SHORT EXERCISE ▸ The records below must be copied in full; omit the images.

INPUT FOR THIS TASK ▸
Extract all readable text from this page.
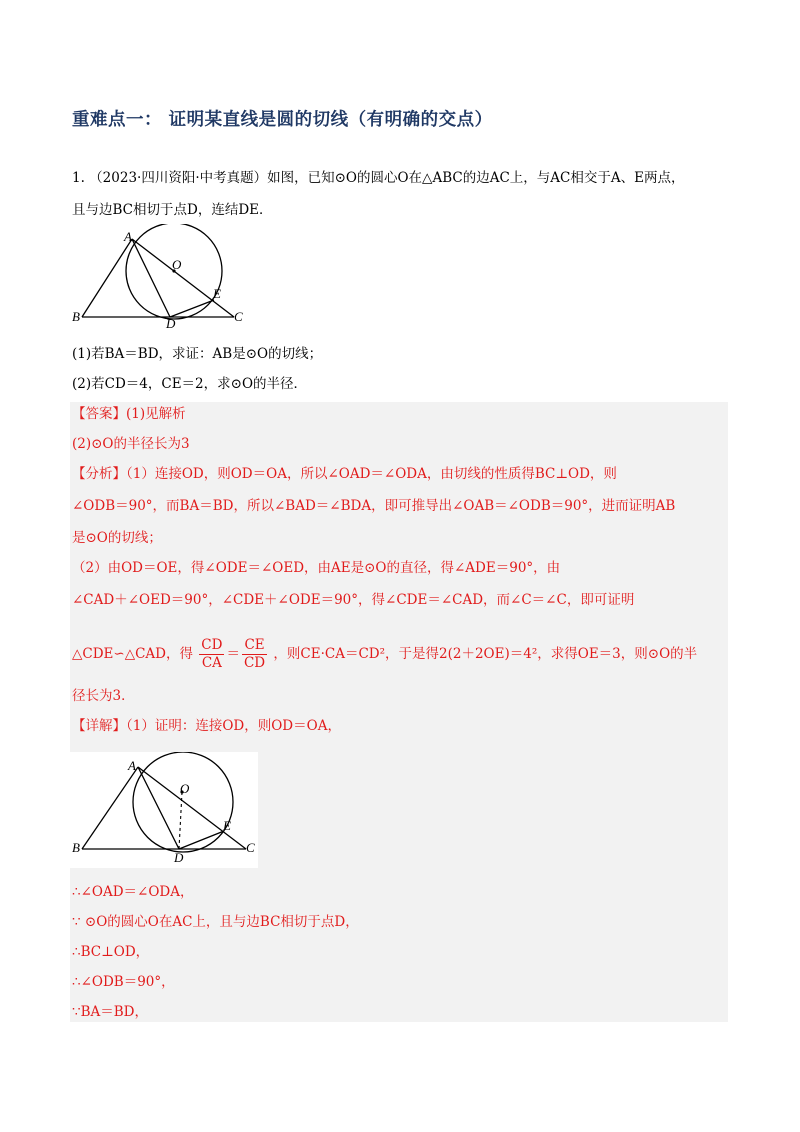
重难点一： 证明某直线是圆的切线（有明确的交点）
1. （2023·四川资阳·中考真题）如图，已知⊙O的圆心O在△ABC的边AC上，与AC相交于A、E两点，
且与边BC相切于点D，连结DE．
A
O
E
B	D	C
(1)若BA＝BD，求证：AB是⊙O的切线；
(2)若CD＝4，CE＝2，求⊙O的半径．
【答案】(1)见解析
(2)⊙O的半径长为3
【分析】（1）连接OD，则OD＝OA，所以∠OAD＝∠ODA，由切线的性质得BC⊥OD，则
∠ODB＝90°，而BA＝BD，所以∠BAD＝∠BDA，即可推导出∠OAB＝∠ODB＝90°，进而证明AB
是⊙O的切线；
（2）由OD＝OE，得∠ODE＝∠OED，由AE是⊙O的直径，得∠ADE＝90°，由
∠CAD＋∠OED＝90°，∠CDE＋∠ODE＝90°，得∠CDE＝∠CAD，而∠C＝∠C，即可证明
△CDE∽△CAD，得 $\frac{CD}{CA} = \frac{CE}{CD}$ ，则CE·CA＝CD²，于是得2(2＋2OE)＝4²，求得OE＝3，则⊙O的半
径长为3．
【详解】（1）证明：连接OD，则OD＝OA，
A
O
E
B
D
C
∴∠OAD＝∠ODA，
∵ ⊙O的圆心O在AC上，且与边BC相切于点D，
∴BC⊥OD，
∴∠ODB＝90°，
∵BA＝BD，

WRITTEN SOLUTION ▸
Extract all readable text from this page.
重难点一： 证明某直线是圆的切线（有明确的交点）
1. （2023·四川资阳·中考真题）如图，已知⊙O的圆心O在△ABC的边AC上，与AC相交于A、E两点，
且与边BC相切于点D，连结DE．
A
O
E
B	D	C
(1)若BA＝BD，求证：AB是⊙O的切线；
(2)若CD＝4，CE＝2，求⊙O的半径．
【答案】(1)见解析
(2)⊙O的半径长为3
【分析】（1）连接OD，则OD＝OA，所以∠OAD＝∠ODA，由切线的性质得BC⊥OD，则
∠ODB＝90°，而BA＝BD，所以∠BAD＝∠BDA，即可推导出∠OAB＝∠ODB＝90°，进而证明AB
是⊙O的切线；
（2）由OD＝OE，得∠ODE＝∠OED，由AE是⊙O的直径，得∠ADE＝90°，由
∠CAD＋∠OED＝90°，∠CDE＋∠ODE＝90°，得∠CDE＝∠CAD，而∠C＝∠C，即可证明
△CDE∽△CAD，得 $\frac{CD}{CA} = \frac{CE}{CD}$ ，则CE·CA＝CD²，于是得2(2＋2OE)＝4²，求得OE＝3，则⊙O的半
径长为3．
【详解】（1）证明：连接OD，则OD＝OA，
A
O
E
B
D
C
∴∠OAD＝∠ODA，
∵ ⊙O的圆心O在AC上，且与边BC相切于点D，
∴BC⊥OD，
∴∠ODB＝90°，
∵BA＝BD，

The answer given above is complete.